Exercise directions – Format part of the listing below as a numbered list, skipping any blank lines. Begin at the line that has "x-axis-tick-label: 2017 (589, 454, 620, 468)" and stop after the line that has "left-axis-tick-dot (36, 217, 44, 225)".

Data excerpts –

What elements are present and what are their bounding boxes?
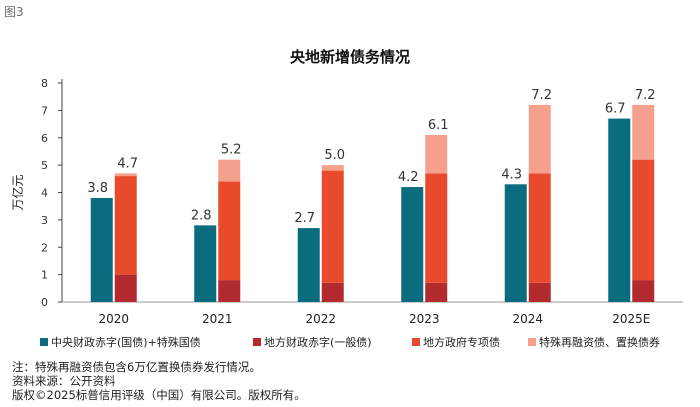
data-label-local-total: 5.0 bbox=[324, 148, 345, 163]
y-tick-label: 2 bbox=[41, 241, 48, 254]
y-axis-title: 万亿元 bbox=[10, 174, 25, 210]
y-tick-label: 1 bbox=[41, 269, 48, 282]
bar-special bbox=[632, 159, 655, 281]
legend-swatch-special bbox=[412, 338, 420, 346]
bar-special bbox=[425, 173, 448, 283]
bar-refinance bbox=[632, 104, 655, 160]
bar-central bbox=[504, 184, 527, 302]
bar-central bbox=[297, 228, 320, 302]
data-label-central: 4.3 bbox=[501, 167, 522, 182]
x-tick-label: 2021 bbox=[202, 312, 233, 326]
data-label-local-total: 7.2 bbox=[531, 88, 552, 103]
data-label-local-total: 4.7 bbox=[117, 156, 138, 171]
stacked-bar-chart: 央地新增债务情况 0 1 2 3 4 5 6 7 8 万亿元 3.8 4.7 2020 2.8 5.2 2021… bbox=[10, 48, 683, 349]
bar-central bbox=[608, 118, 631, 303]
data-label-local-total: 5.2 bbox=[221, 143, 242, 158]
y-tick-label: 3 bbox=[41, 214, 48, 227]
bar-central bbox=[401, 187, 424, 302]
data-label-central: 2.8 bbox=[191, 208, 212, 223]
figure-label: 图3 bbox=[4, 5, 24, 19]
data-label-central: 3.8 bbox=[87, 181, 108, 196]
y-tick-label: 6 bbox=[41, 132, 48, 145]
bar-special bbox=[528, 173, 551, 283]
bar-refinance bbox=[218, 159, 241, 182]
bar-refinance bbox=[528, 104, 551, 174]
x-tick-label: 2025E bbox=[612, 312, 650, 326]
legend-label-refinance: 特殊再融资债、置换债券 bbox=[539, 335, 660, 349]
data-label-local-total: 6.1 bbox=[428, 118, 449, 133]
y-tick-label: 4 bbox=[41, 187, 48, 200]
chart-title: 央地新增债务情况 bbox=[290, 48, 410, 66]
bar-special bbox=[114, 176, 137, 275]
bar-refinance bbox=[425, 135, 448, 174]
bar-special bbox=[218, 181, 241, 281]
legend-swatch-refinance bbox=[528, 338, 536, 346]
bar-refinance bbox=[321, 165, 344, 171]
bar-general bbox=[218, 280, 241, 302]
bar-general bbox=[114, 274, 137, 302]
bar-general bbox=[632, 280, 655, 302]
y-tick-label: 8 bbox=[41, 77, 48, 90]
data-label-local-total: 7.2 bbox=[635, 88, 656, 103]
x-tick-label: 2020 bbox=[98, 312, 129, 326]
data-label-central: 6.7 bbox=[605, 102, 626, 117]
y-tick-label: 0 bbox=[41, 296, 48, 309]
x-tick-label: 2023 bbox=[409, 312, 440, 326]
footnote-copyright: 版权©2025标普信用评级（中国）有限公司。版权所有。 bbox=[12, 388, 306, 402]
legend-swatch-central bbox=[40, 338, 48, 346]
y-tick-label: 7 bbox=[41, 104, 48, 117]
y-tick-label: 5 bbox=[41, 159, 48, 172]
footnote-note: 注：特殊再融资债包含6万亿置换债券发行情况。 bbox=[12, 360, 261, 374]
bar-general bbox=[528, 282, 551, 302]
data-label-central: 2.7 bbox=[294, 211, 315, 226]
bar-general bbox=[321, 282, 344, 302]
bar-central bbox=[194, 225, 217, 302]
x-tick-label: 2024 bbox=[512, 312, 543, 326]
bar-refinance bbox=[114, 173, 137, 177]
bar-central bbox=[90, 197, 113, 302]
bar-general bbox=[425, 282, 448, 302]
legend-label-central: 中央财政赤字(国债)+特殊国债 bbox=[51, 335, 201, 349]
data-label-central: 4.2 bbox=[398, 170, 419, 185]
bar-special bbox=[321, 170, 344, 283]
x-tick-label: 2022 bbox=[305, 312, 336, 326]
legend-label-special: 地方政府专项债 bbox=[423, 335, 500, 349]
footnote-source: 资料来源：公开资料 bbox=[12, 374, 116, 388]
legend-label-general: 地方财政赤字(一般债) bbox=[264, 335, 372, 349]
legend-swatch-general bbox=[253, 338, 261, 346]
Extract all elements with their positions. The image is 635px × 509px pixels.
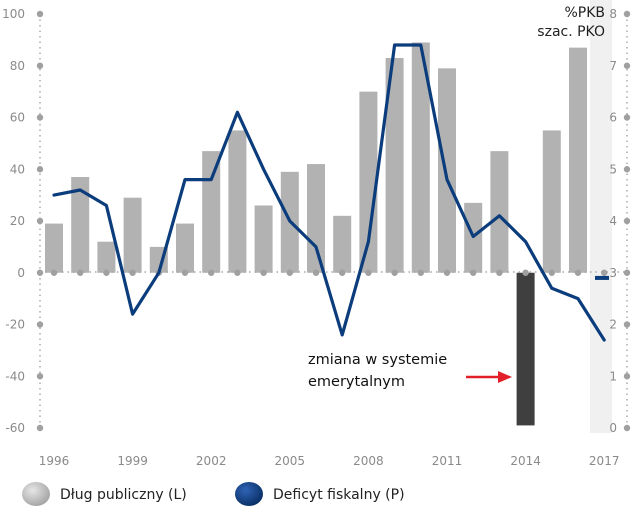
x-axis-tick-label: 2017 (589, 454, 620, 468)
zero-line-dot (312, 269, 320, 276)
right-axis-tick-dot (623, 424, 631, 432)
zero-line-dot (417, 269, 424, 276)
zero-line-dot (208, 269, 215, 276)
zero-line-dot (522, 269, 529, 276)
zero-line-dot (470, 269, 477, 276)
debt-bar (45, 223, 63, 273)
zero-line-dot (50, 269, 58, 276)
legend: Dług publiczny (L) Deficyt fiskalny (P) (22, 482, 405, 506)
legend-marker-deficit (235, 482, 263, 506)
left-axis-tick-label: 0 (17, 266, 25, 280)
x-axis-tick-label: 2011 (432, 454, 463, 468)
left-axis-tick-label: 40 (10, 162, 25, 176)
left-axis-tick-dot (36, 217, 44, 225)
left-axis-tick-label: 60 (10, 111, 25, 125)
right-axis-tick-label: 1 (609, 369, 617, 383)
zero-line-dot (234, 269, 241, 276)
debt-bar (359, 91, 378, 273)
left-axis-tick-dot (36, 10, 44, 18)
zero-line-dot (548, 269, 555, 276)
zero-line-dot (574, 269, 582, 276)
zero-line-dot (496, 269, 503, 276)
debt-bar (254, 205, 273, 273)
x-axis-tick-label: 1996 (39, 454, 70, 468)
zero-line-dot (601, 269, 608, 276)
unit-label-line1: %PKB (564, 5, 605, 21)
debt-bar (385, 57, 404, 273)
left-axis-tick-dot (36, 166, 44, 173)
debt-bar (97, 241, 116, 273)
right-axis-tick-dot (623, 217, 631, 225)
legend-label-debt: Dług publiczny (L) (60, 487, 187, 503)
left-axis-tick-label: 20 (10, 214, 25, 228)
right-axis-tick-dot (623, 269, 631, 276)
right-axis-tick-label: 4 (609, 214, 617, 228)
right-axis-tick-label: 2 (609, 318, 617, 332)
annotation-arrowhead (498, 371, 512, 383)
left-axis-tick-label: -60 (5, 421, 25, 435)
left-axis-tick-label: -20 (5, 318, 25, 332)
debt-bar (569, 47, 587, 273)
debt-bar (202, 151, 221, 273)
zero-line-dot (286, 269, 293, 276)
debt-bar (228, 130, 247, 273)
zero-line-dot (129, 269, 136, 276)
left-axis-tick-dot (36, 114, 44, 121)
right-axis-tick-label: 5 (609, 162, 617, 176)
right-axis-tick-label: 7 (609, 59, 617, 73)
right-axis-tick-dot (623, 10, 631, 18)
right-axis-tick-dot (623, 321, 631, 328)
zero-line-dot (181, 269, 189, 276)
debt-bar (542, 130, 561, 273)
right-axis-tick-dot (623, 62, 631, 69)
annotation-line2: emerytalnym (308, 374, 405, 390)
unit-label-line2: szac. PKO (537, 24, 605, 40)
x-axis-tick-label: 1999 (117, 454, 148, 468)
x-axis-tick-label: 2014 (510, 454, 541, 468)
debt-bar (333, 215, 352, 273)
left-axis-tick-label: -40 (5, 369, 25, 383)
legend-marker-debt (22, 482, 50, 506)
zero-line-dot (339, 269, 346, 276)
debt-bar (411, 42, 430, 273)
zero-line-dot (391, 269, 398, 276)
debt-bar (71, 177, 90, 273)
legend-label-deficit: Deficyt fiskalny (P) (273, 487, 405, 503)
x-axis-tick-label: 2005 (275, 454, 306, 468)
zero-line-dot (443, 269, 451, 276)
right-axis-tick-label: 8 (609, 7, 617, 21)
left-axis-tick-dot (36, 373, 44, 380)
left-axis-tick-label: 80 (10, 59, 25, 73)
debt-bar (176, 223, 194, 273)
left-axis-tick-dot (36, 321, 44, 328)
x-axis-tick-label: 2008 (353, 454, 384, 468)
debt-bar-pension-reform (516, 272, 535, 426)
right-axis-tick-label: 6 (609, 111, 617, 125)
right-axis-tick-label: 0 (609, 421, 617, 435)
zero-line-dot (260, 269, 267, 276)
zero-line-dot (103, 269, 110, 276)
left-axis-tick-dot (36, 424, 44, 432)
right-axis-tick-dot (623, 166, 631, 173)
left-axis-tick-dot (36, 62, 44, 69)
annotation-line1: zmiana w systemie (308, 352, 447, 368)
right-axis-tick-dot (623, 373, 631, 380)
left-axis-tick-label: 100 (2, 7, 25, 21)
deficit-line (52, 43, 606, 342)
zero-line-dot (77, 269, 84, 276)
debt-bar (490, 151, 509, 273)
right-axis-tick-dot (623, 114, 631, 121)
x-axis-tick-label: 2002 (196, 454, 227, 468)
debt-bar (123, 197, 142, 273)
debt-bar (307, 164, 325, 273)
zero-line-dot (365, 269, 372, 276)
debt-bar (438, 68, 456, 273)
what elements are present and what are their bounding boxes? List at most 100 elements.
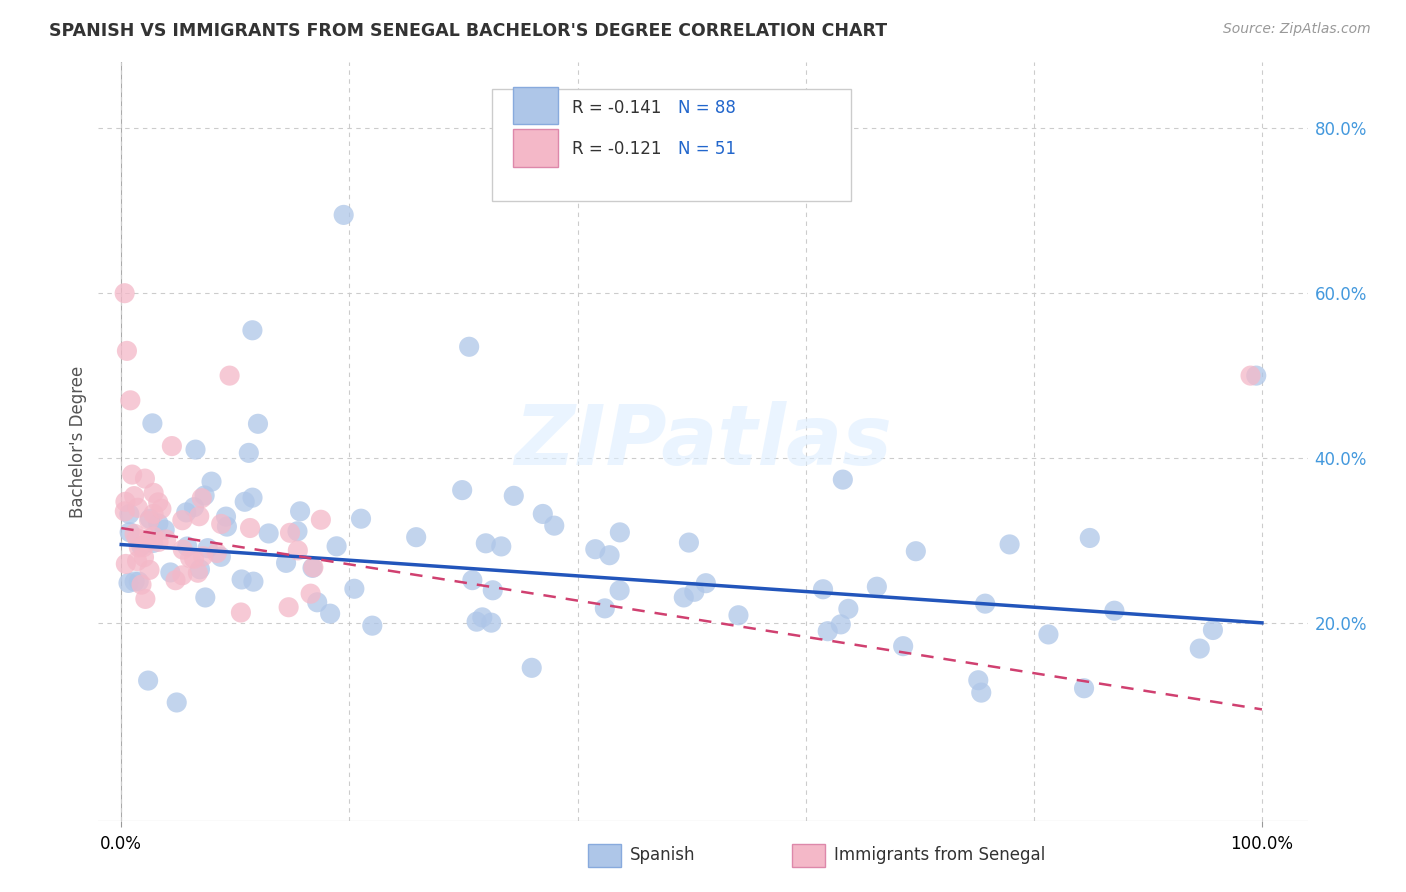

Expected answer –
1. x-axis-tick-label: 2017 (589, 454, 620, 468)
2. zero-line-dot (312, 269, 320, 276)
3. right-axis-tick-dot (623, 424, 631, 432)
4. zero-line-dot (417, 269, 424, 276)
5. zero-line-dot (208, 269, 215, 276)
6. zero-line-dot (522, 269, 529, 276)
7. zero-line-dot (470, 269, 477, 276)
8. debt-bar (45, 223, 63, 273)
9. zero-line-dot (50, 269, 58, 276)
10. legend: Dług publiczny (L) Deficyt fiskalny (P) (22, 482, 405, 506)
11. legend-marker-deficit (235, 482, 263, 506)
12. left-axis-tick-label: 0 (17, 266, 25, 280)
13. x-axis-tick-label: 2011 (432, 454, 463, 468)
14. left-axis-tick-label: 40 (10, 162, 25, 176)
15. left-axis-tick-dot (36, 217, 44, 225)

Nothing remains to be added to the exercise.